Find each line with the word "signal" and copy it.

MATERIAL FOR THIS TASK
********************

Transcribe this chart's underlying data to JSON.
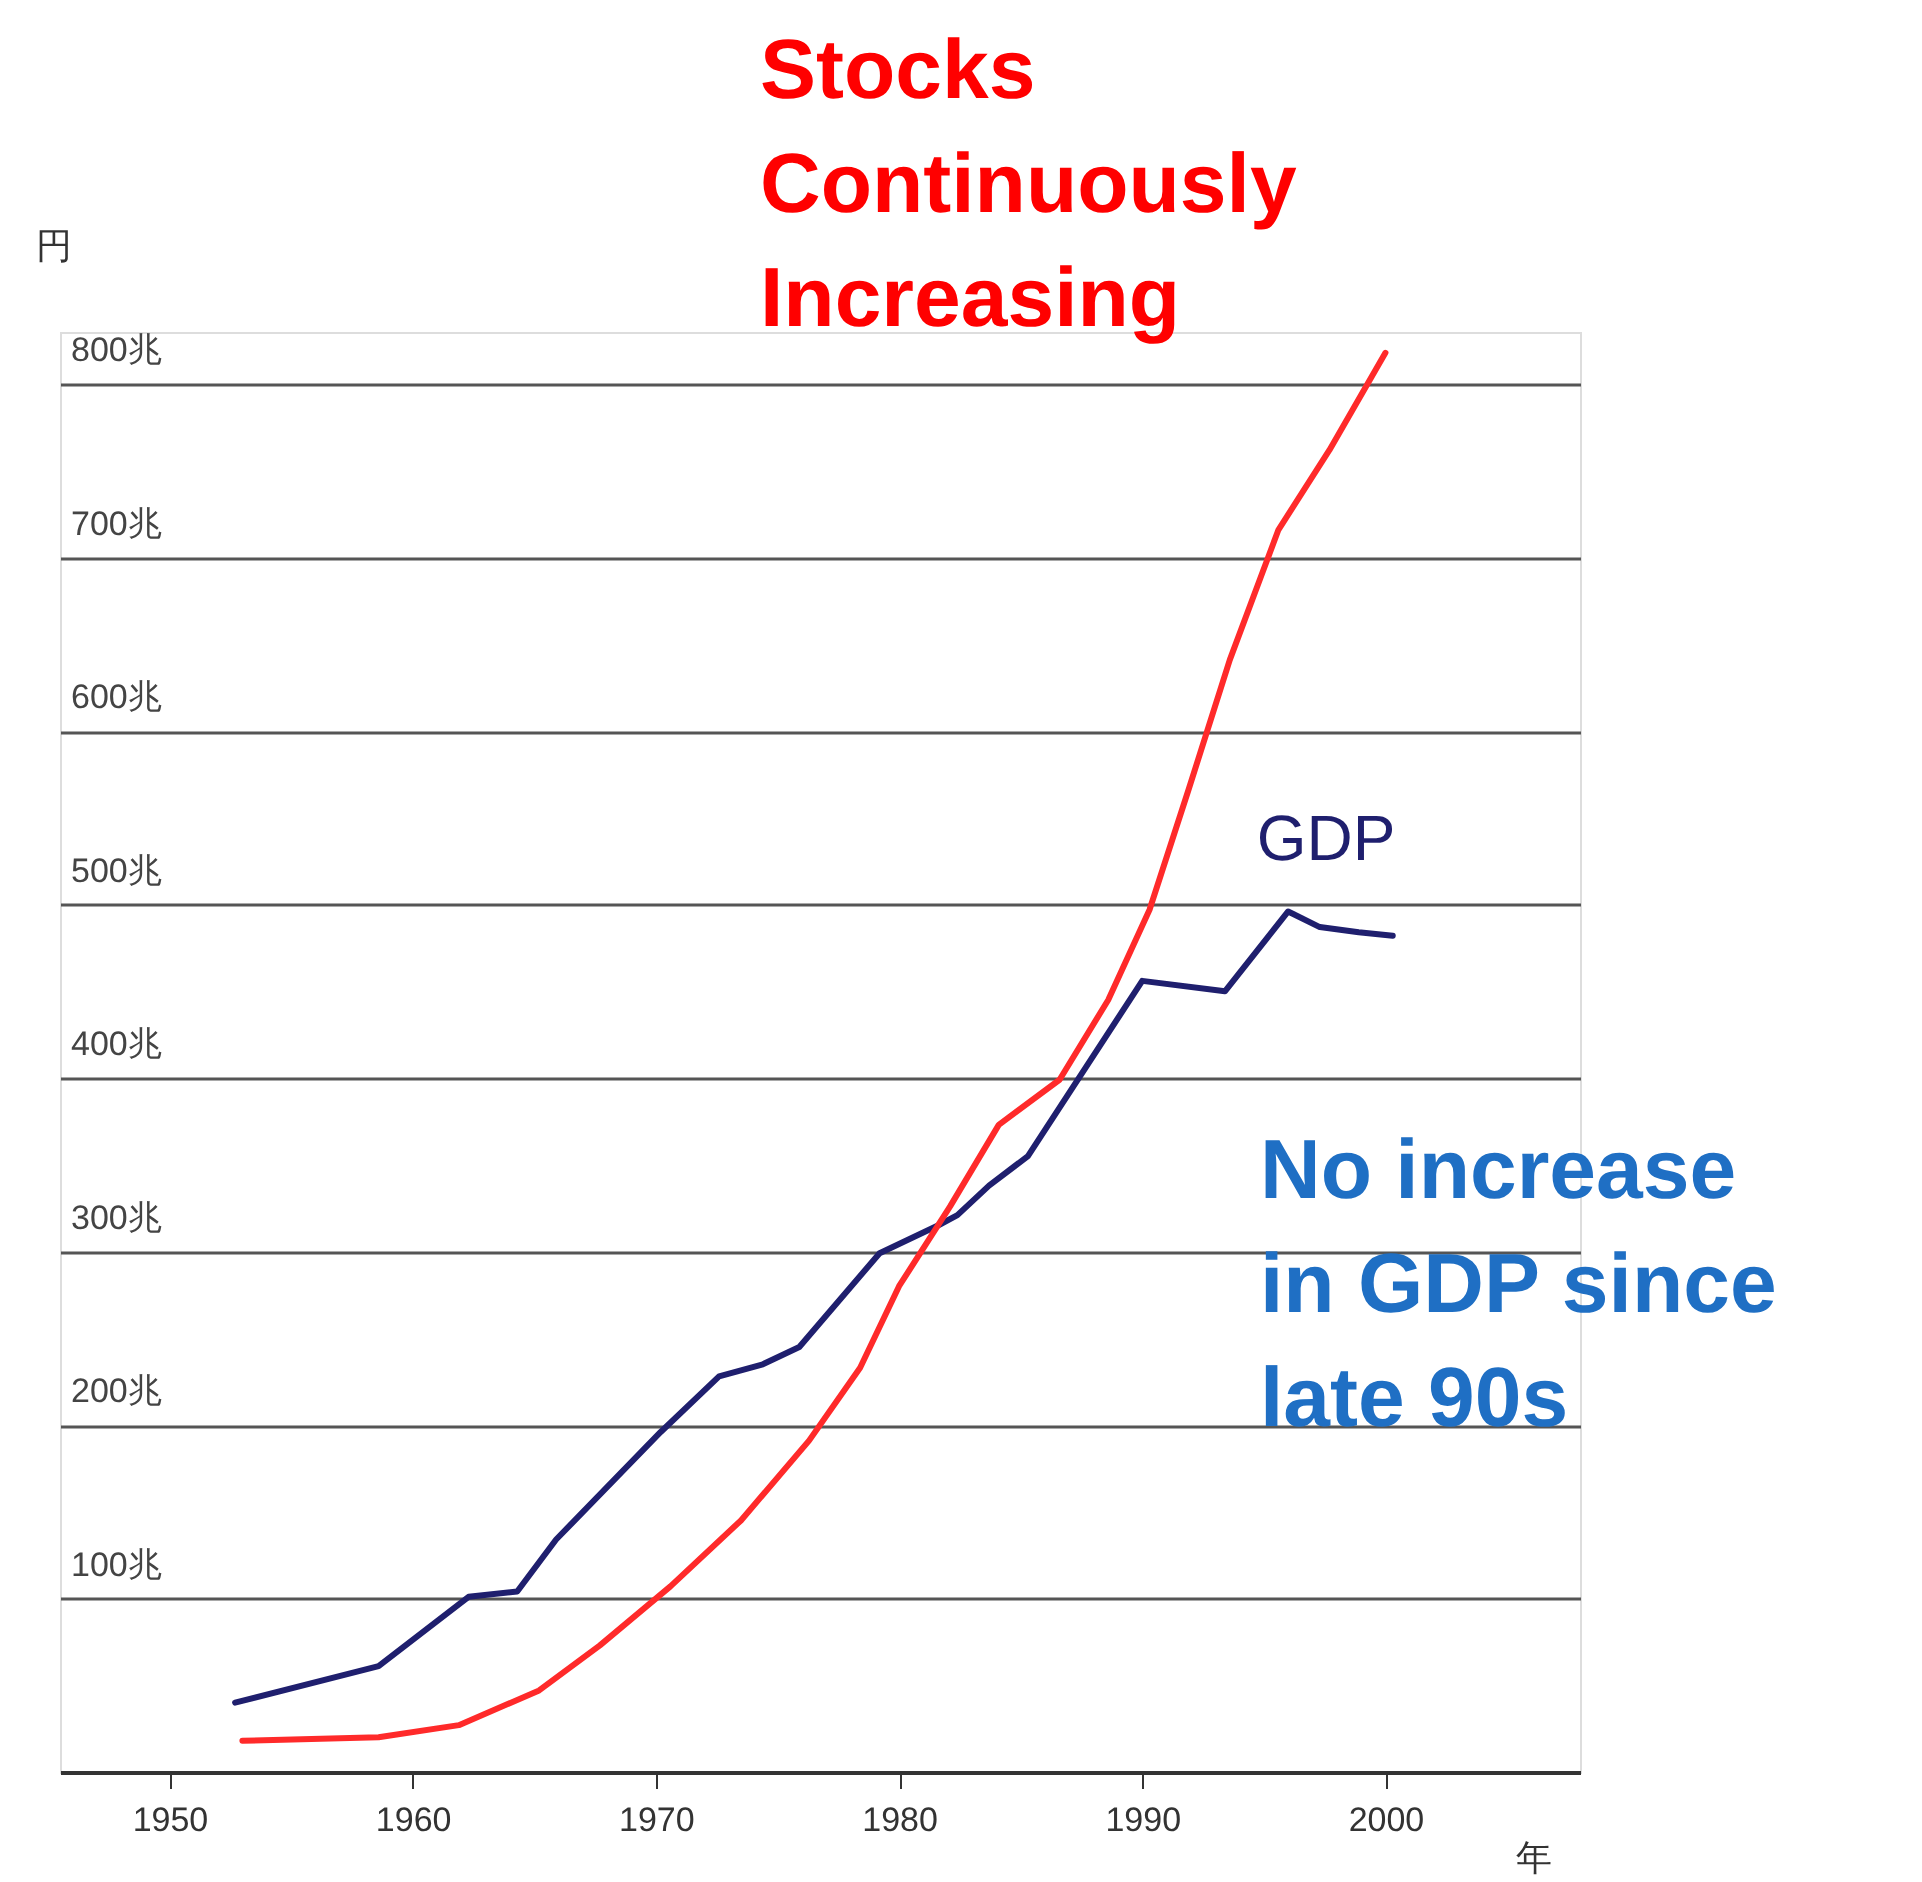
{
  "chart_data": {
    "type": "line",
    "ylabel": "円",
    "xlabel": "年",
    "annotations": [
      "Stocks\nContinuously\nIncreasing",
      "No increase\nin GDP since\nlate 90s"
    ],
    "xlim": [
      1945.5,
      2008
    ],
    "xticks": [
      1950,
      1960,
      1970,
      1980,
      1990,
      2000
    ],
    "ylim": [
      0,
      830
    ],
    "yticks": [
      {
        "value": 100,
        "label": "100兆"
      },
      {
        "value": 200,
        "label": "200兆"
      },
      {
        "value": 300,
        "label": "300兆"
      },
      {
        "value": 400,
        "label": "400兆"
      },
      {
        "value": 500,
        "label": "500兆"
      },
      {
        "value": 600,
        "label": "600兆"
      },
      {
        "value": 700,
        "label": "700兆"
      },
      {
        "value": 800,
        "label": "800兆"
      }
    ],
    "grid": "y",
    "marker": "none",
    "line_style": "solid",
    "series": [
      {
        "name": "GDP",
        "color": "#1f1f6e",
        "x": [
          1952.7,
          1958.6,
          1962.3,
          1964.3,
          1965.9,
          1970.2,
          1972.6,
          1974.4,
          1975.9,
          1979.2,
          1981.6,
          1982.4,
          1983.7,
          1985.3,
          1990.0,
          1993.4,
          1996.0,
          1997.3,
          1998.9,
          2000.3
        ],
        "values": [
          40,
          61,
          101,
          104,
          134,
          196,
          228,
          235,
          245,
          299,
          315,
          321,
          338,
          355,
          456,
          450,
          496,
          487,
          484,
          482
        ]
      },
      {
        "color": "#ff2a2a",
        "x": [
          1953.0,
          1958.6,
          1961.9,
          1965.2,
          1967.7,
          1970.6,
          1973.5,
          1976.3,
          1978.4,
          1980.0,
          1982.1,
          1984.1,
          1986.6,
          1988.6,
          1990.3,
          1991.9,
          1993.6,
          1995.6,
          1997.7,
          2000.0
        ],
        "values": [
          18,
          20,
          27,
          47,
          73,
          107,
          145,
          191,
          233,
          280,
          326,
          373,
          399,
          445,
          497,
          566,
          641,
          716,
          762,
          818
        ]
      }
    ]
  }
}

********************

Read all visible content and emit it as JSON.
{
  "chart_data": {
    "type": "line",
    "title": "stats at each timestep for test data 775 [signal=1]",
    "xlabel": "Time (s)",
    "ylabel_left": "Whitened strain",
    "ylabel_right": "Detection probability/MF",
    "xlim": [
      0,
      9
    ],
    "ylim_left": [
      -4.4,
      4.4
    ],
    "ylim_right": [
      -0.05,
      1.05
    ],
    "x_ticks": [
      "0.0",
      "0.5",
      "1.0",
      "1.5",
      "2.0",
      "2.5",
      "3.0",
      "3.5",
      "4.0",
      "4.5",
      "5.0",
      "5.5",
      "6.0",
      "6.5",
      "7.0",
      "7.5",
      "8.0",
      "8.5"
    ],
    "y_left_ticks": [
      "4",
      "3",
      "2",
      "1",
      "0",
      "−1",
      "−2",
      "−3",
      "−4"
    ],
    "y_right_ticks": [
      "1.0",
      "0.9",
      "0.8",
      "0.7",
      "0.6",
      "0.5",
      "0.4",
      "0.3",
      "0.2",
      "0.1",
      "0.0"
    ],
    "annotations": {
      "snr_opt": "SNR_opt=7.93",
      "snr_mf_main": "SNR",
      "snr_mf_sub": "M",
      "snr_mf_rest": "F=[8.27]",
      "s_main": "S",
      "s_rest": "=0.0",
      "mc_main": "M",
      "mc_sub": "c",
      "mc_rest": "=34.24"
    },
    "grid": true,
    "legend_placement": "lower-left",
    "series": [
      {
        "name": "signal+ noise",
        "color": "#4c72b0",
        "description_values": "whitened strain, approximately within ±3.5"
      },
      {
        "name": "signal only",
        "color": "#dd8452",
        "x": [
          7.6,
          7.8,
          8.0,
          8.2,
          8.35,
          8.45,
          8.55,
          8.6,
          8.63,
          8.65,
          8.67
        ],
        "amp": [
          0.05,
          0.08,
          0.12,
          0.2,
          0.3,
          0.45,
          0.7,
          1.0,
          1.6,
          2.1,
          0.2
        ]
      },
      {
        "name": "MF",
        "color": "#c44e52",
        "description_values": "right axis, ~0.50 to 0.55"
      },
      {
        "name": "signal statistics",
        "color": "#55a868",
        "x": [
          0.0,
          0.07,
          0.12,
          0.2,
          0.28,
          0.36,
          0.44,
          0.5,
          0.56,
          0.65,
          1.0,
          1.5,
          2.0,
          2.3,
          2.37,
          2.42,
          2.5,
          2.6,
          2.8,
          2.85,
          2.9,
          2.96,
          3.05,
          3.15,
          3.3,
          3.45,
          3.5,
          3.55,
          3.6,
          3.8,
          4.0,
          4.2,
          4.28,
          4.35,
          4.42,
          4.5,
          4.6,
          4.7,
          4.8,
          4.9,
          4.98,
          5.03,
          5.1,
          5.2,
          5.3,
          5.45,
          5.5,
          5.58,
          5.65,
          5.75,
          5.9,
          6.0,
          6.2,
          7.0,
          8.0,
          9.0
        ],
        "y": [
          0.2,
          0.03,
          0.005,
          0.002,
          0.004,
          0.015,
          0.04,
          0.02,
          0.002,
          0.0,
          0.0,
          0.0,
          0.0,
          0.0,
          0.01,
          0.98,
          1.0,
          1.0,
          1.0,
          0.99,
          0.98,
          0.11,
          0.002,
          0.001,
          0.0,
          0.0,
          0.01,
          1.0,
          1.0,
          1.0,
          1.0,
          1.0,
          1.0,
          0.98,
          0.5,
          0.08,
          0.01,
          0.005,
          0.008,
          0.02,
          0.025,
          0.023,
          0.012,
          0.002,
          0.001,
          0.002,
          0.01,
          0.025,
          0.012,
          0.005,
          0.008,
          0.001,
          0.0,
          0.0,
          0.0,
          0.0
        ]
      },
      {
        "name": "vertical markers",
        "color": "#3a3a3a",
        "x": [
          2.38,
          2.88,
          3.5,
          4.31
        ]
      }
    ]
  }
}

********************

REPLY
    "title": "stats at each timestep for test data 775 [signal=1]",
        "name": "signal+ noise",
        "name": "signal only",
        "name": "signal statistics",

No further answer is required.